--- PROBLEM TO WORK ON ---
Pick out the lines below that contain the string "text" and copy them all.

═══ DATA SECTION ═══

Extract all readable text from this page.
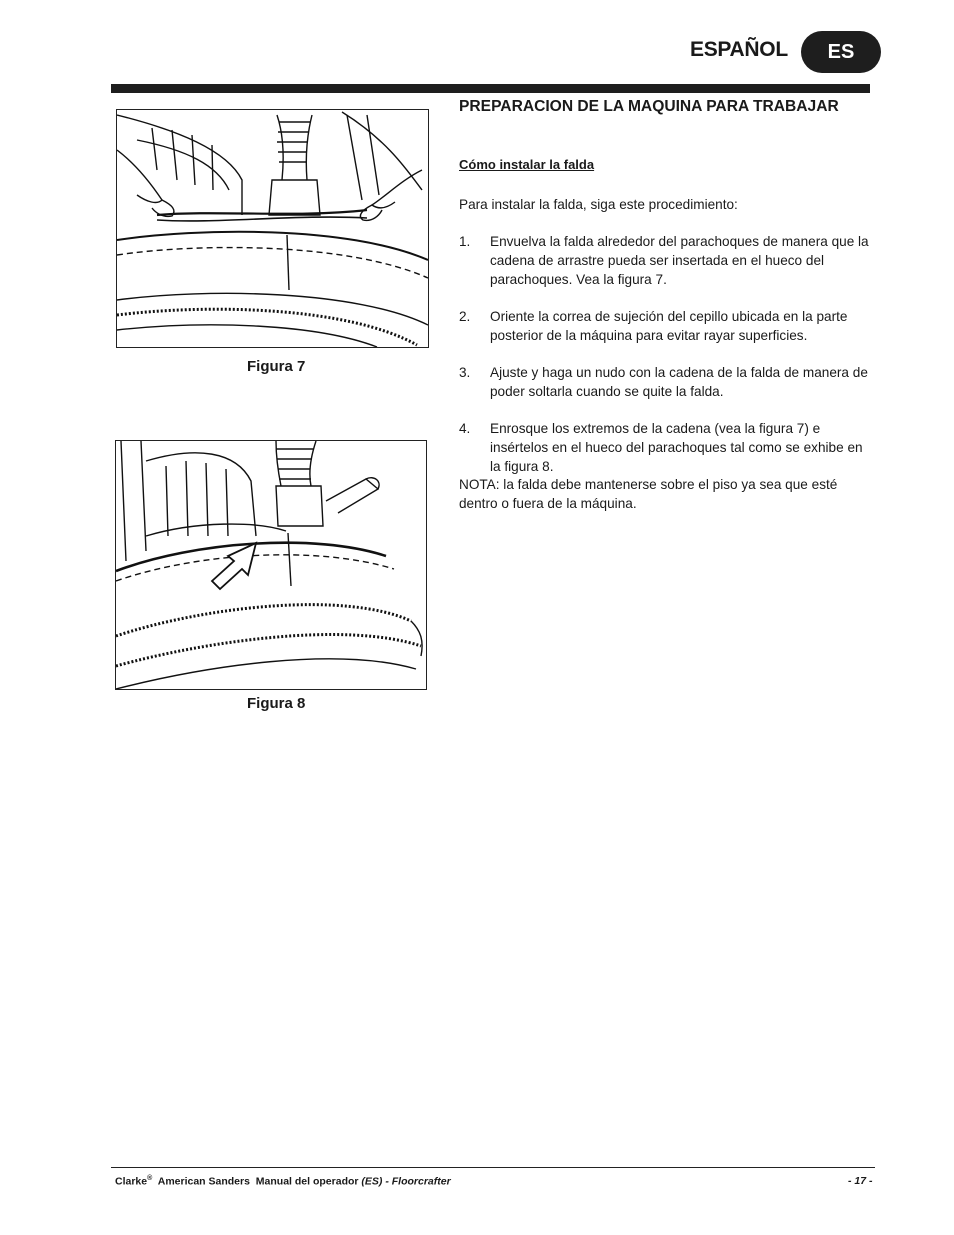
ESPAÑOL	ES
Figura 7
Figura 8
PREPARACION DE LA MAQUINA PARA TRABAJAR
Cómo instalar la falda
Para instalar la falda, siga este procedimiento:
1. Envuelva la falda alrededor del parachoques de manera que la cadena de arrastre pueda ser insertada en el hueco del parachoques. Vea la figura 7.
2. Oriente la correa de sujeción del cepillo ubicada en la parte posterior de la máquina para evitar rayar superficies.
3. Ajuste y haga un nudo con la cadena de la falda de manera de poder soltarla cuando se quite la falda.
4. Enrosque los extremos de la cadena (vea la figura 7) e insértelos en el hueco del parachoques tal como se exhibe en la figura 8.
NOTA: la falda debe mantenerse sobre el piso ya sea que esté dentro o fuera de la máquina.
Clarke® American Sanders Manual del operador (ES) - Floorcrafter	- 17 -
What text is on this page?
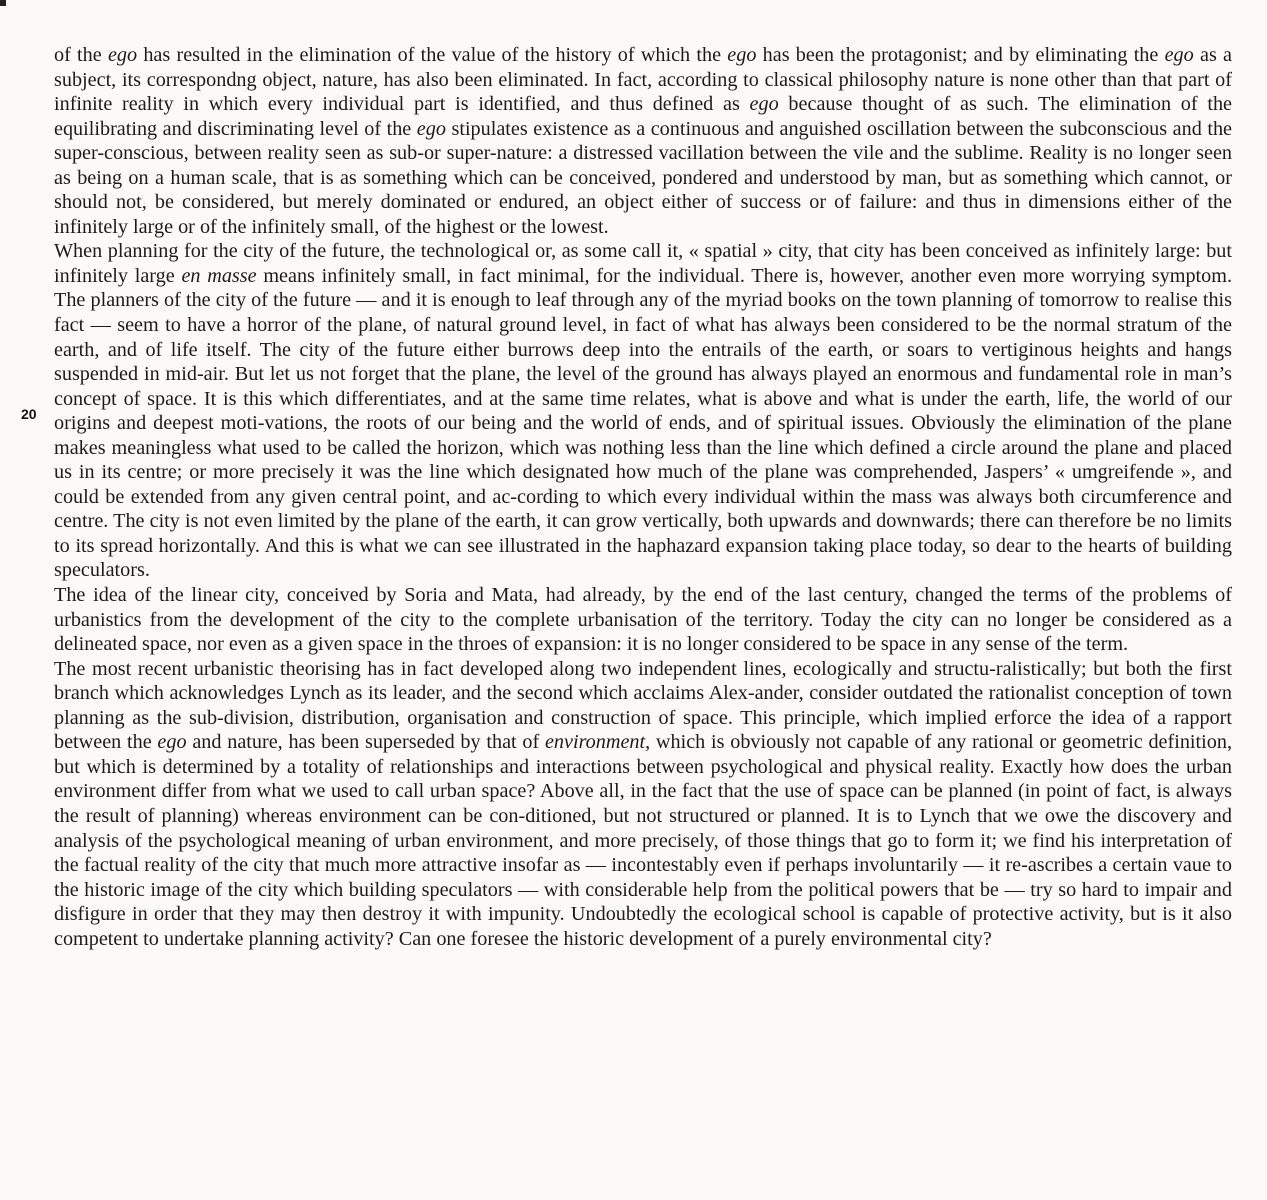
20

of the ego has resulted in the elimination of the value of the history of which the ego has been the protagonist; and by eliminating the ego as a subject, its correspondng object, nature, has also been eliminated. In fact, according to classical philosophy nature is none other than that part of infinite reality in which every individual part is identified, and thus defined as ego because thought of as such. The elimination of the equilibrating and discriminating level of the ego stipulates existence as a continuous and anguished oscillation between the subconscious and the super-conscious, between reality seen as sub-or super-nature: a distressed vacillation between the vile and the sublime. Reality is no longer seen as being on a human scale, that is as something which can be conceived, pondered and understood by man, but as something which cannot, or should not, be considered, but merely dominated or endured, an object either of success or of failure: and thus in dimensions either of the infinitely large or of the infinitely small, of the highest or the lowest.

When planning for the city of the future, the technological or, as some call it, « spatial » city, that city has been conceived as infinitely large: but infinitely large en masse means infinitely small, in fact minimal, for the individual. There is, however, another even more worrying symptom. The planners of the city of the future — and it is enough to leaf through any of the myriad books on the town planning of tomorrow to realise this fact — seem to have a horror of the plane, of natural ground level, in fact of what has always been considered to be the normal stratum of the earth, and of life itself. The city of the future either burrows deep into the entrails of the earth, or soars to vertiginous heights and hangs suspended in mid-air. But let us not forget that the plane, the level of the ground has always played an enormous and fundamental role in man’s concept of space. It is this which differentiates, and at the same time relates, what is above and what is under the earth, life, the world of our origins and deepest moti-vations, the roots of our being and the world of ends, and of spiritual issues. Obviously the elimination of the plane makes meaningless what used to be called the horizon, which was nothing less than the line which defined a circle around the plane and placed us in its centre; or more precisely it was the line which designated how much of the plane was comprehended, Jaspers’ « umgreifende », and could be extended from any given central point, and ac-cording to which every individual within the mass was always both circumference and centre. The city is not even limited by the plane of the earth, it can grow vertically, both upwards and downwards; there can therefore be no limits to its spread horizontally. And this is what we can see illustrated in the haphazard expansion taking place today, so dear to the hearts of building speculators.

The idea of the linear city, conceived by Soria and Mata, had already, by the end of the last century, changed the terms of the problems of urbanistics from the development of the city to the complete urbanisation of the territory. Today the city can no longer be considered as a delineated space, nor even as a given space in the throes of expansion: it is no longer considered to be space in any sense of the term.

The most recent urbanistic theorising has in fact developed along two independent lines, ecologically and structu-ralistically; but both the first branch which acknowledges Lynch as its leader, and the second which acclaims Alex-ander, consider outdated the rationalist conception of town planning as the sub-division, distribution, organisation and construction of space. This principle, which implied erforce the idea of a rapport between the ego and nature, has been superseded by that of environment, which is obviously not capable of any rational or geometric definition, but which is determined by a totality of relationships and interactions between psychological and physical reality. Exactly how does the urban environment differ from what we used to call urban space? Above all, in the fact that the use of space can be planned (in point of fact, is always the result of planning) whereas environment can be con-ditioned, but not structured or planned. It is to Lynch that we owe the discovery and analysis of the psychological meaning of urban environment, and more precisely, of those things that go to form it; we find his interpretation of the factual reality of the city that much more attractive insofar as — incontestably even if perhaps involuntarily — it re-ascribes a certain vaue to the historic image of the city which building speculators — with considerable help from the political powers that be — try so hard to impair and disfigure in order that they may then destroy it with impunity. Undoubtedly the ecological school is capable of protective activity, but is it also competent to undertake planning activity? Can one foresee the historic development of a purely environmental city?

═══

--- FULL OUTPUT ---
Extract all readable text from this page.
What text is on this page?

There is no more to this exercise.